== WHAT YOU WILL DO ==
Examine the entries below, count the lines holding the string "median", and respond with the number only.

Entries taken from a collection:
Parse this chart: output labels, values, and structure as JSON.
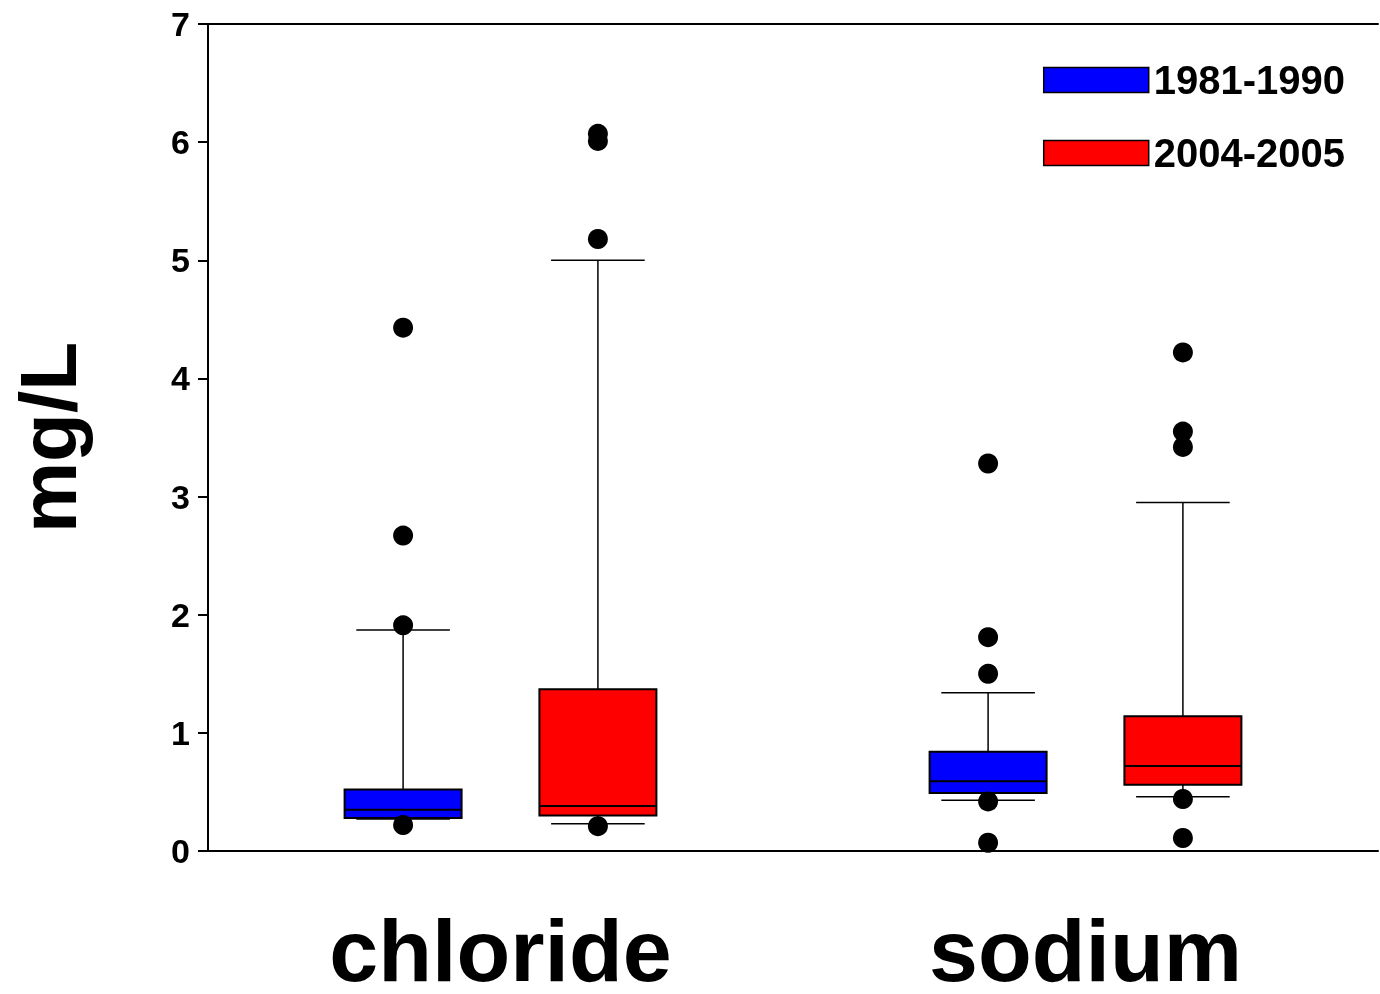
{
  "chart_data": {
    "type": "box",
    "ylabel": "mg/L",
    "categories": [
      "chloride",
      "sodium"
    ],
    "ylim": [
      0,
      7
    ],
    "yticks": [
      0,
      1,
      2,
      3,
      4,
      5,
      6,
      7
    ],
    "grid": false,
    "legend": "top right",
    "series": [
      {
        "name": "1981-1990",
        "color": "#0000ff",
        "boxes": [
          {
            "low": 0.27,
            "q1": 0.28,
            "median": 0.35,
            "q3": 0.52,
            "high": 1.87,
            "outliers": [
              0.22,
              1.91,
              2.67,
              4.43
            ]
          },
          {
            "low": 0.43,
            "q1": 0.49,
            "median": 0.59,
            "q3": 0.84,
            "high": 1.34,
            "outliers": [
              0.07,
              0.42,
              1.5,
              1.81,
              3.28
            ]
          }
        ]
      },
      {
        "name": "2004-2005",
        "color": "#ff0000",
        "boxes": [
          {
            "low": 0.23,
            "q1": 0.3,
            "median": 0.38,
            "q3": 1.37,
            "high": 5.0,
            "outliers": [
              0.21,
              5.18,
              6.01,
              6.07
            ]
          },
          {
            "low": 0.46,
            "q1": 0.56,
            "median": 0.72,
            "q3": 1.14,
            "high": 2.95,
            "outliers": [
              0.11,
              0.44,
              3.42,
              3.55,
              4.22
            ]
          }
        ]
      }
    ]
  }
}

== ANSWER FOR THE TASK ==
4